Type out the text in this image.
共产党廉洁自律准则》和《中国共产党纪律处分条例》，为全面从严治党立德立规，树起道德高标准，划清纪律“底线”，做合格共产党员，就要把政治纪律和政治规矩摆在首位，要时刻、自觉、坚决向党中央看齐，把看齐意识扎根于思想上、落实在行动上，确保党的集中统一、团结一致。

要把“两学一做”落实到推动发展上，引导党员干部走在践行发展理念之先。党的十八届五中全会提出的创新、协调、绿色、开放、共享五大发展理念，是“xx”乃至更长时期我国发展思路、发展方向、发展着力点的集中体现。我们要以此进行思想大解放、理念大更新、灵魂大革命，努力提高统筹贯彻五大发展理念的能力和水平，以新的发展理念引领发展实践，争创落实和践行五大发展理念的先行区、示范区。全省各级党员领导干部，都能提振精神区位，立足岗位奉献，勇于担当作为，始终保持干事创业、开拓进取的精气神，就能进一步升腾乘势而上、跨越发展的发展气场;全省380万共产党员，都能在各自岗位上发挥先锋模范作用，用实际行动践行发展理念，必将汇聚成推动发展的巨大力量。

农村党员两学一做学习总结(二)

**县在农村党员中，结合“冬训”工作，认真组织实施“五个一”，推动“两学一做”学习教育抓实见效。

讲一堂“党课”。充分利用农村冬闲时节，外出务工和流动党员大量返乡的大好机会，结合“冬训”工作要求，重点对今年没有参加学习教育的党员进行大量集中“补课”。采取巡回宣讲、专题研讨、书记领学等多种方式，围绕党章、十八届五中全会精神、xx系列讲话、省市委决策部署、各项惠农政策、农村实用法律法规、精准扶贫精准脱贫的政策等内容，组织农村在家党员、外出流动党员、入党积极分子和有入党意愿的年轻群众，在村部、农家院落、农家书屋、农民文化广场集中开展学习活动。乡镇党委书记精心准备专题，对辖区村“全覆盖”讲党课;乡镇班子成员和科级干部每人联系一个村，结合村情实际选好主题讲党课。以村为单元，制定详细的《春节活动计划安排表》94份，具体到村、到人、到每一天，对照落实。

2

+---+

- THE PROBLEM
Please reproduce every line of the material word for word.

- FINISHED EXERCISE
Type out the text in this image.
共产党廉洁自律准则》和《中国共产党纪律处分条例》，为全面从严治党立德立规，树起道德高标准，划清纪律“底线”，做合格共产党员，就要把政治纪律和政治规矩摆在首位，要时刻、自觉、坚决向党中央看齐，把看齐意识扎根于思想上、落实在行动上，确保党的集中统一、团结一致。

要把“两学一做”落实到推动发展上，引导党员干部走在践行发展理念之先。党的十八届五中全会提出的创新、协调、绿色、开放、共享五大发展理念，是“xx”乃至更长时期我国发展思路、发展方向、发展着力点的集中体现。我们要以此进行思想大解放、理念大更新、灵魂大革命，努力提高统筹贯彻五大发展理念的能力和水平，以新的发展理念引领发展实践，争创落实和践行五大发展理念的先行区、示范区。全省各级党员领导干部，都能提振精神区位，立足岗位奉献，勇于担当作为，始终保持干事创业、开拓进取的精气神，就能进一步升腾乘势而上、跨越发展的发展气场;全省380万共产党员，都能在各自岗位上发挥先锋模范作用，用实际行动践行发展理念，必将汇聚成推动发展的巨大力量。

农村党员两学一做学习总结(二)

**县在农村党员中，结合“冬训”工作，认真组织实施“五个一”，推动“两学一做”学习教育抓实见效。

讲一堂“党课”。充分利用农村冬闲时节，外出务工和流动党员大量返乡的大好机会，结合“冬训”工作要求，重点对今年没有参加学习教育的党员进行大量集中“补课”。采取巡回宣讲、专题研讨、书记领学等多种方式，围绕党章、十八届五中全会精神、xx系列讲话、省市委决策部署、各项惠农政策、农村实用法律法规、精准扶贫精准脱贫的政策等内容，组织农村在家党员、外出流动党员、入党积极分子和有入党意愿的年轻群众，在村部、农家院落、农家书屋、农民文化广场集中开展学习活动。乡镇党委书记精心准备专题，对辖区村“全覆盖”讲党课;乡镇班子成员和科级干部每人联系一个村，结合村情实际选好主题讲党课。以村为单元，制定详细的《春节活动计划安排表》94份，具体到村、到人、到每一天，对照落实。

2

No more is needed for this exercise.